* REQUEST:
Gather each line of the records where "Meta" appears.

---------- MATERIAL PROVIDED

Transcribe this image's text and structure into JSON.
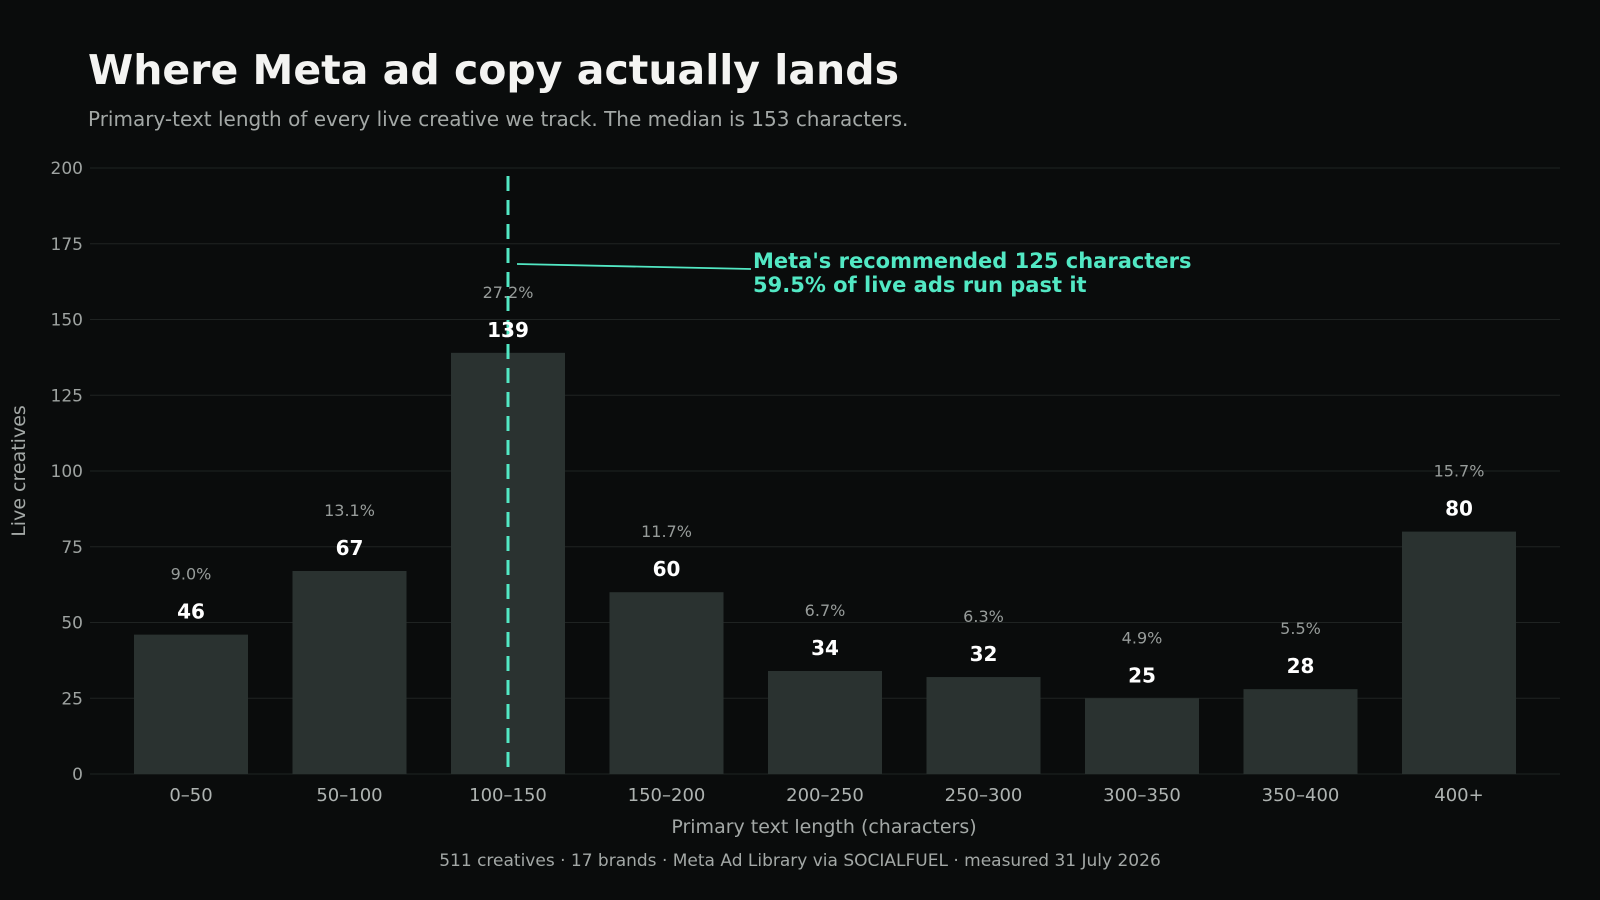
{
  "chart_data": {
    "type": "bar",
    "title": "Where Meta ad copy actually lands",
    "subtitle": "Primary-text length of every live creative we track. The median is 153 characters.",
    "xlabel": "Primary text length (characters)",
    "ylabel": "Live creatives",
    "ylim": [
      0,
      200
    ],
    "yticks": [
      "0",
      "25",
      "50",
      "75",
      "100",
      "125",
      "150",
      "175",
      "200"
    ],
    "grid": true,
    "categories": [
      "0–50",
      "50–100",
      "100–150",
      "150–200",
      "200–250",
      "250–300",
      "300–350",
      "350–400",
      "400+"
    ],
    "values": [
      46,
      67,
      139,
      60,
      34,
      32,
      25,
      28,
      80
    ],
    "value_labels": [
      "46",
      "67",
      "139",
      "60",
      "34",
      "32",
      "25",
      "28",
      "80"
    ],
    "percent_labels": [
      "9.0%",
      "13.1%",
      "27.2%",
      "11.7%",
      "6.7%",
      "6.3%",
      "4.9%",
      "5.5%",
      "15.7%"
    ],
    "reference_line": {
      "x": 125,
      "annotation_line1": "Meta's recommended 125 characters",
      "annotation_line2": "59.5% of live ads run past it"
    },
    "footer": "511 creatives · 17 brands · Meta Ad Library via SOCIALFUEL · measured 31 July 2026",
    "colors": {
      "background": "#0a0c0c",
      "bar": "#2a3230",
      "accent": "#52e8c4",
      "title": "#f4f4f2",
      "muted": "#a3a8a6"
    }
  }
}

--------------------

* REPLY TO THE TASK:
    "title": "Where Meta ad copy actually lands",
      "annotation_line1": "Meta's recommended 125 characters",
    "footer": "511 creatives · 17 brands · Meta Ad Library via SOCIALFUEL · measured 31 July 2026",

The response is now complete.